— start of Records supplied —
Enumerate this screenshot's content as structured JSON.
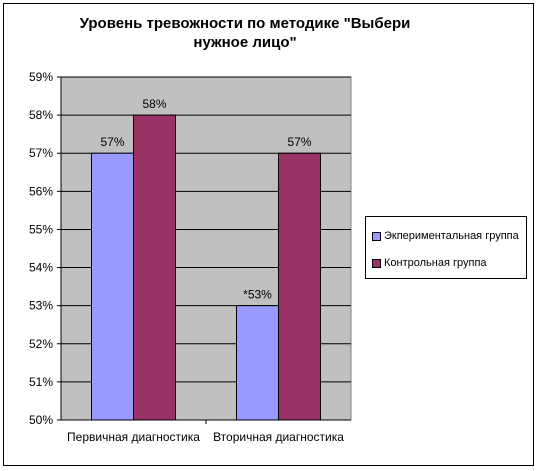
{
  "chart_data": {
    "type": "bar",
    "title": "Уровень тревожности по методике \"Выбери нужное лицо\"",
    "categories": [
      "Первичная диагностика",
      "Вторичная диагностика"
    ],
    "series": [
      {
        "name": "Экпериментальная группа",
        "values": [
          57,
          53
        ],
        "labels": [
          "57%",
          "*53%"
        ],
        "color": "#9999ff"
      },
      {
        "name": "Контрольная группа",
        "values": [
          58,
          57
        ],
        "labels": [
          "58%",
          "57%"
        ],
        "color": "#993366"
      }
    ],
    "ylim": [
      50,
      59
    ],
    "yticks": [
      "50%",
      "51%",
      "52%",
      "53%",
      "54%",
      "55%",
      "56%",
      "57%",
      "58%",
      "59%"
    ],
    "grid": true,
    "legend": "right",
    "plot_background": "#c0c0c0"
  }
}
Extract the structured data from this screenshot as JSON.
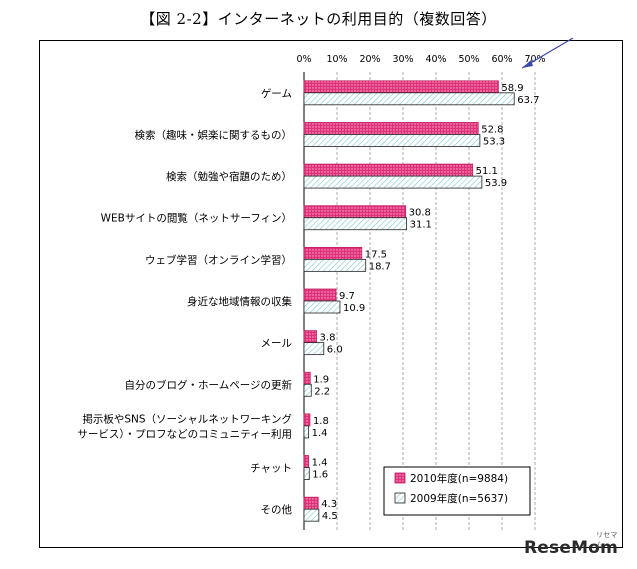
{
  "title": "【図 2-2】インターネットの利用目的（複数回答）",
  "chart_data": {
    "type": "bar",
    "orientation": "horizontal",
    "categories": [
      "ゲーム",
      "検索（趣味・娯楽に関するもの）",
      "検索（勉強や宿題のため）",
      "WEBサイトの閲覧（ネットサーフィン）",
      "ウェブ学習（オンライン学習）",
      "身近な地域情報の収集",
      "メール",
      "自分のブログ・ホームページの更新",
      "掲示板やSNS（ソーシャルネットワーキングサービス）・プロフなどのコミュニティー利用",
      "チャット",
      "その他"
    ],
    "category_lines": [
      [
        "ゲーム"
      ],
      [
        "検索（趣味・娯楽に関するもの）"
      ],
      [
        "検索（勉強や宿題のため）"
      ],
      [
        "WEBサイトの閲覧（ネットサーフィン）"
      ],
      [
        "ウェブ学習（オンライン学習）"
      ],
      [
        "身近な地域情報の収集"
      ],
      [
        "メール"
      ],
      [
        "自分のブログ・ホームページの更新"
      ],
      [
        "掲示板やSNS（ソーシャルネットワーキング",
        "サービス）・プロフなどのコミュニティー利用"
      ],
      [
        "チャット"
      ],
      [
        "その他"
      ]
    ],
    "series": [
      {
        "name": "2010年度(n=9884)",
        "color": "#e0307a",
        "pattern": "dots",
        "values": [
          58.9,
          52.8,
          51.1,
          30.8,
          17.5,
          9.7,
          3.8,
          1.9,
          1.8,
          1.4,
          4.3
        ],
        "labels": [
          "58.9",
          "52.8",
          "51.1",
          "30.8",
          "17.5",
          "9.7",
          "3.8",
          "1.9",
          "1.8",
          "1.4",
          "4.3"
        ]
      },
      {
        "name": "2009年度(n=5637)",
        "color": "#3aa0a8",
        "pattern": "diagonal",
        "values": [
          63.7,
          53.3,
          53.9,
          31.1,
          18.7,
          10.9,
          6.0,
          2.2,
          1.4,
          1.6,
          4.5
        ],
        "labels": [
          "63.7",
          "53.3",
          "53.9",
          "31.1",
          "18.7",
          "10.9",
          "6.0",
          "2.2",
          "1.4",
          "1.6",
          "4.5"
        ]
      }
    ],
    "x_ticks": [
      "0%",
      "10%",
      "20%",
      "30%",
      "40%",
      "50%",
      "60%",
      "70%"
    ],
    "xlim": [
      0,
      70
    ],
    "grid": "vertical dashed",
    "legend_position": "bottom-right",
    "axis_position": "top"
  },
  "logo_text": "ReseMom",
  "logo_sub": "リセマム"
}
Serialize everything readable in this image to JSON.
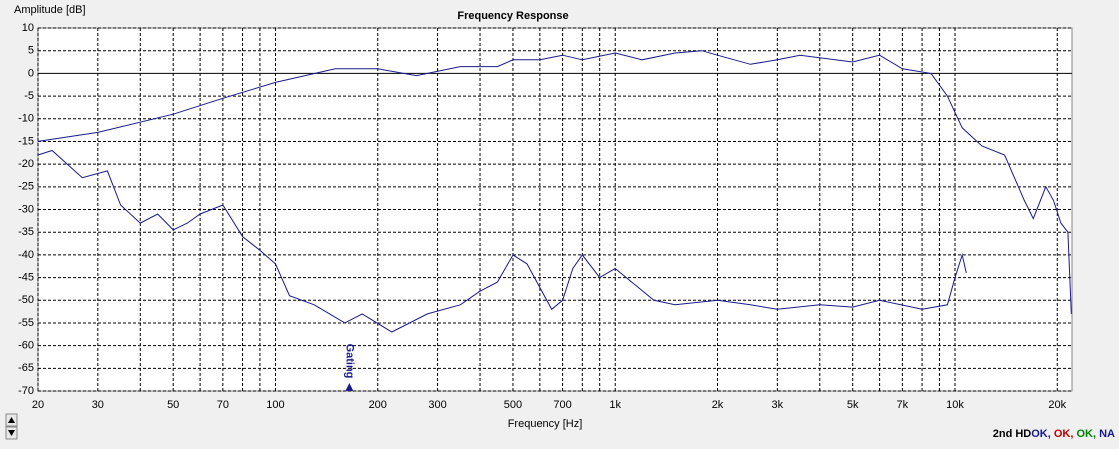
— end of Records supplied —
Find every line containing the word "ネットサーフィン", then give the total and nothing more.

2